State only the count of lines in the listing below that hold "noin".

(Collected data)
>>>
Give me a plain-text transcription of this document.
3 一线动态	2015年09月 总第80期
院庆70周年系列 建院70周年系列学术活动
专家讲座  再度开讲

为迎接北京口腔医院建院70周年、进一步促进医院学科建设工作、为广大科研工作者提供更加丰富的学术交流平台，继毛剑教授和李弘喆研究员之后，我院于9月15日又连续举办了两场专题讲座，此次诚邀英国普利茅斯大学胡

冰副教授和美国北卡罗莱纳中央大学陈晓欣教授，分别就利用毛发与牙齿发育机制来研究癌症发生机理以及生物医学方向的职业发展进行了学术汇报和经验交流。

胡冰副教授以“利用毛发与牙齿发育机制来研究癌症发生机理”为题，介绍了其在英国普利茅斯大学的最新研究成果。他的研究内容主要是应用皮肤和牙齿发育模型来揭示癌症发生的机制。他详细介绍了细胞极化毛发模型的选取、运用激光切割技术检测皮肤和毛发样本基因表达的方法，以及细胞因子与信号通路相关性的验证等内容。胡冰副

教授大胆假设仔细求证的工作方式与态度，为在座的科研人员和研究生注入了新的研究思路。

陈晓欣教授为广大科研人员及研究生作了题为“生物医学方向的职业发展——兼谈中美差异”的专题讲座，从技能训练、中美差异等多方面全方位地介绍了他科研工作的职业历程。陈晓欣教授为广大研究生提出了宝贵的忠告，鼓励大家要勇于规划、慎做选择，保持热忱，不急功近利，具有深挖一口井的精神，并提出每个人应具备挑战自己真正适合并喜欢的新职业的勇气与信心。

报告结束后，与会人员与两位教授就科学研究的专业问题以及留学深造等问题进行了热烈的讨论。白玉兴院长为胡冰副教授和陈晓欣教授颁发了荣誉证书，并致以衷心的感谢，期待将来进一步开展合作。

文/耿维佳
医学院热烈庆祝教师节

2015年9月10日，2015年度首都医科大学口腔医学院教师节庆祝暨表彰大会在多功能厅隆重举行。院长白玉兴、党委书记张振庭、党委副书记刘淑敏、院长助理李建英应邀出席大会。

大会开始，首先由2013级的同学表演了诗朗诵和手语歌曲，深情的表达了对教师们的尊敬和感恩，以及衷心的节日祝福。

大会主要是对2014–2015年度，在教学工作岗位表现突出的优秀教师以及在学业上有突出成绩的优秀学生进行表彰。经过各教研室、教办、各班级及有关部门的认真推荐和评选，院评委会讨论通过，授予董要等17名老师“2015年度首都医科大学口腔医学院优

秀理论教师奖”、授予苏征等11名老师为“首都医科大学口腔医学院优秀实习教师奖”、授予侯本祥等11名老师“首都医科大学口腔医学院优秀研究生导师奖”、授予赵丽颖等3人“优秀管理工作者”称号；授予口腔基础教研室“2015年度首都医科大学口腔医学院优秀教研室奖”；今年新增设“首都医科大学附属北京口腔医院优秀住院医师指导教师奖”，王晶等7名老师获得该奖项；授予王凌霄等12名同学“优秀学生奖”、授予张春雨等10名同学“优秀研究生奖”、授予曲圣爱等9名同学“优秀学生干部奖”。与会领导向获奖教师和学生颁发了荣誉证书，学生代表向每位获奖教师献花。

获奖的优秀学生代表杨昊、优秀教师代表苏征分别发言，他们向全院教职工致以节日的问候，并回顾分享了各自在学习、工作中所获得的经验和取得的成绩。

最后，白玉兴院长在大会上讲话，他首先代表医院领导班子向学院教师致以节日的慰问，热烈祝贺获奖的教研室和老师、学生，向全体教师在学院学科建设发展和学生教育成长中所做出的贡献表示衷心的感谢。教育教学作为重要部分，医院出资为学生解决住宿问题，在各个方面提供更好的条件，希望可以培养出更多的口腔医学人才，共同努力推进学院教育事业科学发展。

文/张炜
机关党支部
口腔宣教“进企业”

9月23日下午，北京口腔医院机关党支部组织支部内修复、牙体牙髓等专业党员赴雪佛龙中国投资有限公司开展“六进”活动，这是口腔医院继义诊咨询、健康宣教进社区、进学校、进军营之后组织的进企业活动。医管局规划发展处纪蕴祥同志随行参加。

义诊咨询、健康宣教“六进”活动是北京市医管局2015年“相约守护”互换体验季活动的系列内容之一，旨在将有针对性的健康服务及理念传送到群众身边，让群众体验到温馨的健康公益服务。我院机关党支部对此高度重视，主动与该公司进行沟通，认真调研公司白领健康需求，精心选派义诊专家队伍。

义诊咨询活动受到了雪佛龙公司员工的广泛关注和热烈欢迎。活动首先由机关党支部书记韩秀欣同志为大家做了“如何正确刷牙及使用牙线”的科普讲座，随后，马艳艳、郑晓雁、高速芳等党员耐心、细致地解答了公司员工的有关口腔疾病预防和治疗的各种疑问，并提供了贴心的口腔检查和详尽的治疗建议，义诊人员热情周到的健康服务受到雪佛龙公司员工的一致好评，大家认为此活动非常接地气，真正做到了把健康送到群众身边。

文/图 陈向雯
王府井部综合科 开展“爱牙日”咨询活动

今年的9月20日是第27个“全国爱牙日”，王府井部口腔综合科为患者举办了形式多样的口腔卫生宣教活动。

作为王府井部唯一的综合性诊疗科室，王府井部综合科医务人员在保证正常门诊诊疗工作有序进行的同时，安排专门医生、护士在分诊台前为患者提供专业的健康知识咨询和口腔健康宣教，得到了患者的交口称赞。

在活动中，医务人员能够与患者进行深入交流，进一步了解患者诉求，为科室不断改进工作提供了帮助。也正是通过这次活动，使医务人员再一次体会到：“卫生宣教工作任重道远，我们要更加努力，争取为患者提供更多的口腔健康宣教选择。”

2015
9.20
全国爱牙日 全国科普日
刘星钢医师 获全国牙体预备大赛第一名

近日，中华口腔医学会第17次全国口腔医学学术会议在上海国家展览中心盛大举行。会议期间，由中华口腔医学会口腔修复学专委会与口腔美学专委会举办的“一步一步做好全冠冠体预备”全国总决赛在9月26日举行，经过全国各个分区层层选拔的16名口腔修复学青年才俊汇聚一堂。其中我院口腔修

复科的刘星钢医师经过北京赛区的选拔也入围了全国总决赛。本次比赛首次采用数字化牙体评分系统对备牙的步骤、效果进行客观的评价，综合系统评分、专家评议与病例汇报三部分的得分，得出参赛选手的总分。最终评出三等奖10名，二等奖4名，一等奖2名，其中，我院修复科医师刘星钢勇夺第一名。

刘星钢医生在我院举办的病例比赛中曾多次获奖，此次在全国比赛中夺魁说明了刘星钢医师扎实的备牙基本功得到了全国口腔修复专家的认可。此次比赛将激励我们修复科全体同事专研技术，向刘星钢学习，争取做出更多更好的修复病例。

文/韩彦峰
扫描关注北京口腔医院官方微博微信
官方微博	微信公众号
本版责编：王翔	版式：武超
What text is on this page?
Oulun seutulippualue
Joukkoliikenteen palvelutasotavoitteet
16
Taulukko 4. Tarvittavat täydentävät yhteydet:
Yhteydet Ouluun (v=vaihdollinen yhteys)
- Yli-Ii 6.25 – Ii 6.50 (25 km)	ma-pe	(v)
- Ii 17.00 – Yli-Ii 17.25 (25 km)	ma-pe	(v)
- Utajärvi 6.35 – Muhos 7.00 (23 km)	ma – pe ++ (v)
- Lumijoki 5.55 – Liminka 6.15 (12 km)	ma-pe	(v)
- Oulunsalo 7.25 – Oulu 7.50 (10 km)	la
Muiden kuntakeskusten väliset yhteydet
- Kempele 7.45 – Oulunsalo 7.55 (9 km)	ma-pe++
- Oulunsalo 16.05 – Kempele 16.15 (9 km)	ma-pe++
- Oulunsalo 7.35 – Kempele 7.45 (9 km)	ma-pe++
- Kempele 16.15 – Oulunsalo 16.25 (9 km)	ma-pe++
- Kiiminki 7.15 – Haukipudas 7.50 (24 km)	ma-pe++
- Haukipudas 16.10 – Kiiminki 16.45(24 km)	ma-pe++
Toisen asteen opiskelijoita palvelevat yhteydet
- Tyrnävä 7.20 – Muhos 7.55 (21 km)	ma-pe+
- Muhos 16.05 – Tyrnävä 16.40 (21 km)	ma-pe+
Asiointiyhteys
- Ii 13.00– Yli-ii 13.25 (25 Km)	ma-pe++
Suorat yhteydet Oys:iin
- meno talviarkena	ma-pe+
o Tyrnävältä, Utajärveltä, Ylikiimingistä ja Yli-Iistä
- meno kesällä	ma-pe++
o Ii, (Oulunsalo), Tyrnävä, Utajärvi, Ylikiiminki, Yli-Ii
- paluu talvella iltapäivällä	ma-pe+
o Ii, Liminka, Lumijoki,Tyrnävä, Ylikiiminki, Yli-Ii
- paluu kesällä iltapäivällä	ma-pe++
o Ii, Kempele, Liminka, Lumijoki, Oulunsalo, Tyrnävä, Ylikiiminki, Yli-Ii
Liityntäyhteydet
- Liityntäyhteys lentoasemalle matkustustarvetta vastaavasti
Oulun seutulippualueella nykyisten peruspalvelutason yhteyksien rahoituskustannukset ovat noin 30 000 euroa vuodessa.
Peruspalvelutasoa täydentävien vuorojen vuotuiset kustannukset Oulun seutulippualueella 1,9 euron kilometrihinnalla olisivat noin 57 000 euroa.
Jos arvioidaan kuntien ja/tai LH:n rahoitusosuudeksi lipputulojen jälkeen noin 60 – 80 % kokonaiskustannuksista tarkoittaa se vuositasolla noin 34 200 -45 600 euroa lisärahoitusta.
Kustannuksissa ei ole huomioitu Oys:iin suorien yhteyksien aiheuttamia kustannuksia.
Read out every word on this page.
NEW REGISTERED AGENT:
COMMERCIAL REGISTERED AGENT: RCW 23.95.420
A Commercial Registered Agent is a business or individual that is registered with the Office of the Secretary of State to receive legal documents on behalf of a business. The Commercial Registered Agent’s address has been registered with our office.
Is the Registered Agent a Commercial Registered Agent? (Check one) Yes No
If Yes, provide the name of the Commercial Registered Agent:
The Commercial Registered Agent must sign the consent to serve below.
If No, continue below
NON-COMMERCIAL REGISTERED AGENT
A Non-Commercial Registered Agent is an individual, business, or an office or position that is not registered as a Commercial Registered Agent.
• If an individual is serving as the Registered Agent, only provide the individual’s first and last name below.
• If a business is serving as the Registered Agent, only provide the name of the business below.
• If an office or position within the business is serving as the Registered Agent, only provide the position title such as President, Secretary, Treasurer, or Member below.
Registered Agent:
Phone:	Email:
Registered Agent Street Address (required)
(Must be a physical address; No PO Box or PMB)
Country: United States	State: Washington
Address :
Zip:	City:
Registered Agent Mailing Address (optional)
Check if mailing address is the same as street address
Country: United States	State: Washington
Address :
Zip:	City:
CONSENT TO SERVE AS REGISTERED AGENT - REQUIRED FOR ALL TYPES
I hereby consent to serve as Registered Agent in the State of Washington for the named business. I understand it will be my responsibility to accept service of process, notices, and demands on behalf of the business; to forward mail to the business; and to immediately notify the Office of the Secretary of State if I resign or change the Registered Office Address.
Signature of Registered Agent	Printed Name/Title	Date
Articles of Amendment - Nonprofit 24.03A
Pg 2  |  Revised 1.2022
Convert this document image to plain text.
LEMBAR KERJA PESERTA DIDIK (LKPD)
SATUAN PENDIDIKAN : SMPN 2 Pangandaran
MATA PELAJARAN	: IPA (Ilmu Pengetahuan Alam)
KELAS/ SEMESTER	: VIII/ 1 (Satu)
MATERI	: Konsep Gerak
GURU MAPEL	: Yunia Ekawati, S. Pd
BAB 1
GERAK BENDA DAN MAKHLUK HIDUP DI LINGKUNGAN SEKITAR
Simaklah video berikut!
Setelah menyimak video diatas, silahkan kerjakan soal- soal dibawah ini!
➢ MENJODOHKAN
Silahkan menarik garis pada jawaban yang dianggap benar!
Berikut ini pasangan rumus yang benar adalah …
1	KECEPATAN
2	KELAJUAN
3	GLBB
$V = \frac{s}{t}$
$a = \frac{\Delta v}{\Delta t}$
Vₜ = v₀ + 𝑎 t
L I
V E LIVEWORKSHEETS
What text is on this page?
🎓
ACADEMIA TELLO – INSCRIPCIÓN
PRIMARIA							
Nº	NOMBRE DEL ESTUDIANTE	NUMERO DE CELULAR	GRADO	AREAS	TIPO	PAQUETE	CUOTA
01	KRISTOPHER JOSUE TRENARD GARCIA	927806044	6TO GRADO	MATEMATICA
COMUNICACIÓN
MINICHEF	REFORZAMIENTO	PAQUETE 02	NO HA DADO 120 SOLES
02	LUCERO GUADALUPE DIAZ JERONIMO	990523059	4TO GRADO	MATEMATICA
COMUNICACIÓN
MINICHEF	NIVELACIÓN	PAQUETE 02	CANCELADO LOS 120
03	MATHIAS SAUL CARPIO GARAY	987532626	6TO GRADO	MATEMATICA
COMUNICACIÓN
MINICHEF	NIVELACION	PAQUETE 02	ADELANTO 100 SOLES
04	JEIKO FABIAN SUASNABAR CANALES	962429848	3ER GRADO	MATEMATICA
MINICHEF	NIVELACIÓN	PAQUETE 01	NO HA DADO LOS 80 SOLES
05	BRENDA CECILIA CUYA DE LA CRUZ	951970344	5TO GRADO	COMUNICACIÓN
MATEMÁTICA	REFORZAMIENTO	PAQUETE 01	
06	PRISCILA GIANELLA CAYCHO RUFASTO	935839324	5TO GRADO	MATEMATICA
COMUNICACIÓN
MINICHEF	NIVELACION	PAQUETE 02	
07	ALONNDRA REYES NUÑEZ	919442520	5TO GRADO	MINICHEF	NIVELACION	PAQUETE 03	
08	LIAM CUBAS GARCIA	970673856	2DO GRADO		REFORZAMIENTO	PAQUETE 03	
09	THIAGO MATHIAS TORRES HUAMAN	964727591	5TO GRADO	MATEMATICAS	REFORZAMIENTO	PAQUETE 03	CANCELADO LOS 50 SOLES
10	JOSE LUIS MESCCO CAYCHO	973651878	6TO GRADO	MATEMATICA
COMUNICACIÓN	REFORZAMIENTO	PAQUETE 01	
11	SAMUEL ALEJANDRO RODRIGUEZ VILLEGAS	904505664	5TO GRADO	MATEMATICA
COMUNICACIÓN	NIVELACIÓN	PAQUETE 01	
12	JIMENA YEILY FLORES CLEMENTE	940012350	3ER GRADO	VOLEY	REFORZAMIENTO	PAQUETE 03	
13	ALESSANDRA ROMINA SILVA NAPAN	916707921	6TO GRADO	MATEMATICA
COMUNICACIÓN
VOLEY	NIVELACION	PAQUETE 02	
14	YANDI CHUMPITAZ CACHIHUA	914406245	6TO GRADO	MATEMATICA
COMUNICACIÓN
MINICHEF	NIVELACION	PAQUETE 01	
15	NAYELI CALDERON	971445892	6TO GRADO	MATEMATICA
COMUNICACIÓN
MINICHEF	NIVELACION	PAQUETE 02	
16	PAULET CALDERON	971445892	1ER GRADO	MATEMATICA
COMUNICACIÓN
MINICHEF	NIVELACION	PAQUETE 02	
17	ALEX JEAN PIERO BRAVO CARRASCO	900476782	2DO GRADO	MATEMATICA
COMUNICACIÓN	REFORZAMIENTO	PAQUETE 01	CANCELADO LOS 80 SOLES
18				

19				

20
<<<
Task solution: 3